#### Task goal:
Exactly repeat the material, dropping only the pictures.

______________________________

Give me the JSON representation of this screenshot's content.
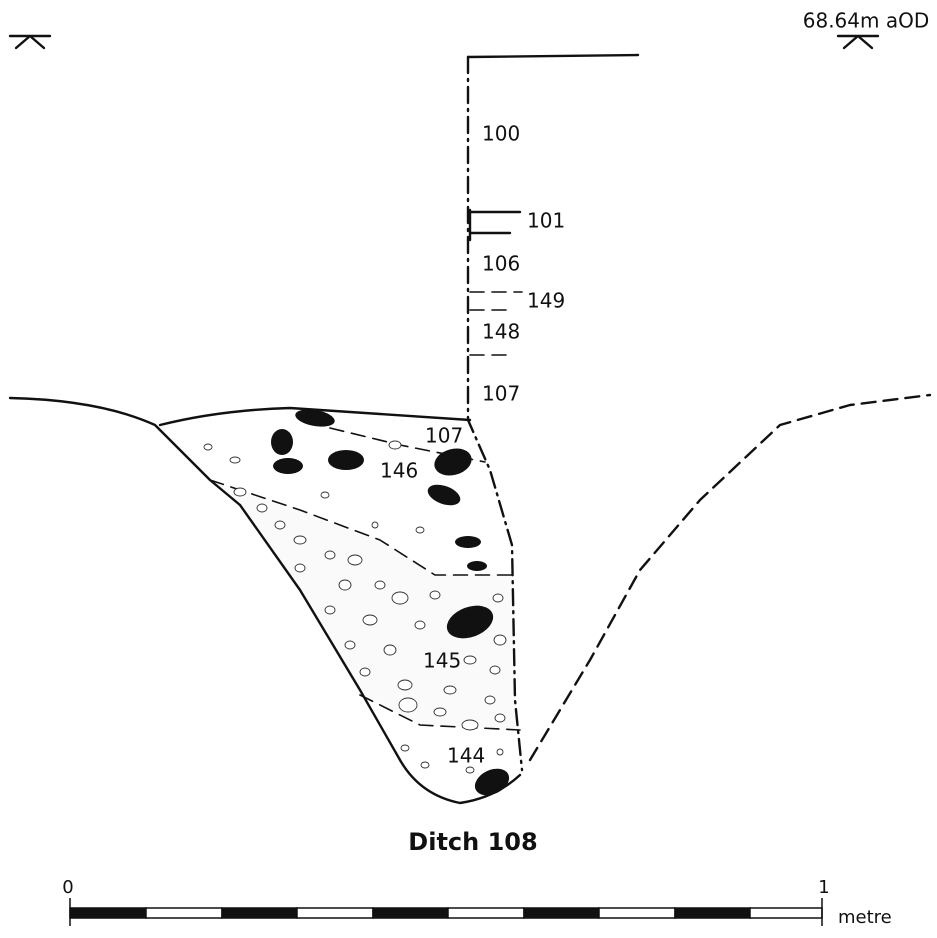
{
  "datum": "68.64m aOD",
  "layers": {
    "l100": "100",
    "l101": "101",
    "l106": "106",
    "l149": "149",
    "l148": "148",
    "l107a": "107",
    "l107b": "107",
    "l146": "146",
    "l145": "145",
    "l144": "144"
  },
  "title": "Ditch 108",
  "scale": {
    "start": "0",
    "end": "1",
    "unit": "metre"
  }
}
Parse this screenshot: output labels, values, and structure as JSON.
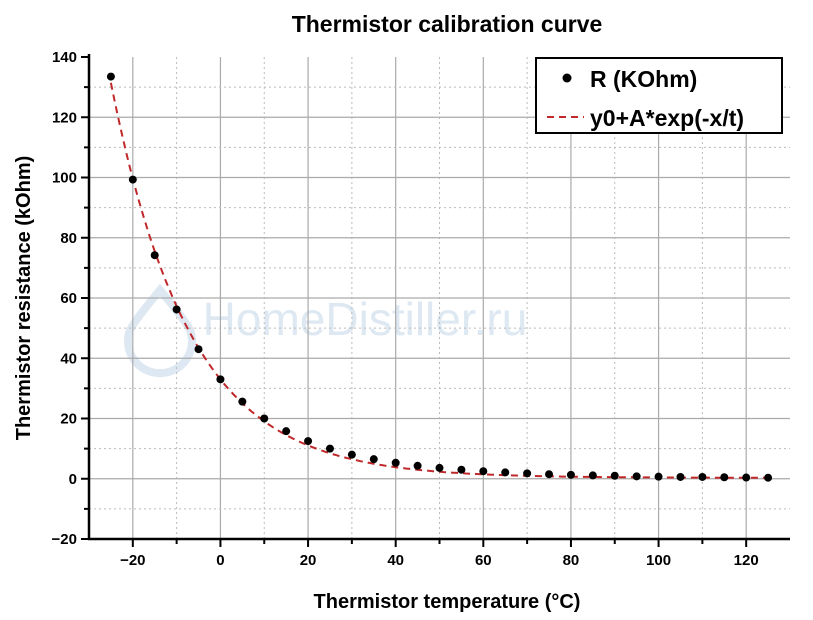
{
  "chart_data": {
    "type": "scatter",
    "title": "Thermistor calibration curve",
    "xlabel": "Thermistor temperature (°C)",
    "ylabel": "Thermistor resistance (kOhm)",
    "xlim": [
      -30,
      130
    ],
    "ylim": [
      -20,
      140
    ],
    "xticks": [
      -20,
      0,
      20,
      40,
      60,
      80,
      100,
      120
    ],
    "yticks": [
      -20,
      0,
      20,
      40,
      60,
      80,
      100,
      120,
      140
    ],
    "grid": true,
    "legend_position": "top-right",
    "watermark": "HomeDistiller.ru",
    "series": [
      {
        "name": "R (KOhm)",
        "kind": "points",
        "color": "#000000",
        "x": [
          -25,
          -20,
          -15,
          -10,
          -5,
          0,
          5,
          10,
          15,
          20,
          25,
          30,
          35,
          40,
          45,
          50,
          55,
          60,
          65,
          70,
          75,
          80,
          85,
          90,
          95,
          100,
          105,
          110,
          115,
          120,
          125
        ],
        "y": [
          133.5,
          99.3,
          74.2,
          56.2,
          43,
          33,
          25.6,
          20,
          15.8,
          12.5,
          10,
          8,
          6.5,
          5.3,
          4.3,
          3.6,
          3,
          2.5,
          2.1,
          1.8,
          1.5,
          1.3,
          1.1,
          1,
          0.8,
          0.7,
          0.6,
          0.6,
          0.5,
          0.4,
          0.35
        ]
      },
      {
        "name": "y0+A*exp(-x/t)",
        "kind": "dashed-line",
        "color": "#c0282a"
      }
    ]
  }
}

______________________________

#### Task response:
Give me the JSON representation of this screenshot's content.
{
  "datum": "68.64m aOD",
  "layers": {
    "l100": "100",
    "l101": "101",
    "l106": "106",
    "l149": "149",
    "l148": "148",
    "l107a": "107",
    "l107b": "107",
    "l146": "146",
    "l145": "145",
    "l144": "144"
  },
  "title": "Ditch 108",
  "scale": {
    "start": "0",
    "end": "1",
    "unit": "metre"
  }
}
Parse this screenshot: output labels, values, and structure as JSON.
{
  "chart_data": {
    "type": "scatter",
    "title": "Thermistor calibration curve",
    "xlabel": "Thermistor temperature (°C)",
    "ylabel": "Thermistor resistance (kOhm)",
    "xlim": [
      -30,
      130
    ],
    "ylim": [
      -20,
      140
    ],
    "xticks": [
      -20,
      0,
      20,
      40,
      60,
      80,
      100,
      120
    ],
    "yticks": [
      -20,
      0,
      20,
      40,
      60,
      80,
      100,
      120,
      140
    ],
    "grid": true,
    "legend_position": "top-right",
    "watermark": "HomeDistiller.ru",
    "series": [
      {
        "name": "R (KOhm)",
        "kind": "points",
        "color": "#000000",
        "x": [
          -25,
          -20,
          -15,
          -10,
          -5,
          0,
          5,
          10,
          15,
          20,
          25,
          30,
          35,
          40,
          45,
          50,
          55,
          60,
          65,
          70,
          75,
          80,
          85,
          90,
          95,
          100,
          105,
          110,
          115,
          120,
          125
        ],
        "y": [
          133.5,
          99.3,
          74.2,
          56.2,
          43,
          33,
          25.6,
          20,
          15.8,
          12.5,
          10,
          8,
          6.5,
          5.3,
          4.3,
          3.6,
          3,
          2.5,
          2.1,
          1.8,
          1.5,
          1.3,
          1.1,
          1,
          0.8,
          0.7,
          0.6,
          0.6,
          0.5,
          0.4,
          0.35
        ]
      },
      {
        "name": "y0+A*exp(-x/t)",
        "kind": "dashed-line",
        "color": "#c0282a"
      }
    ]
  }
}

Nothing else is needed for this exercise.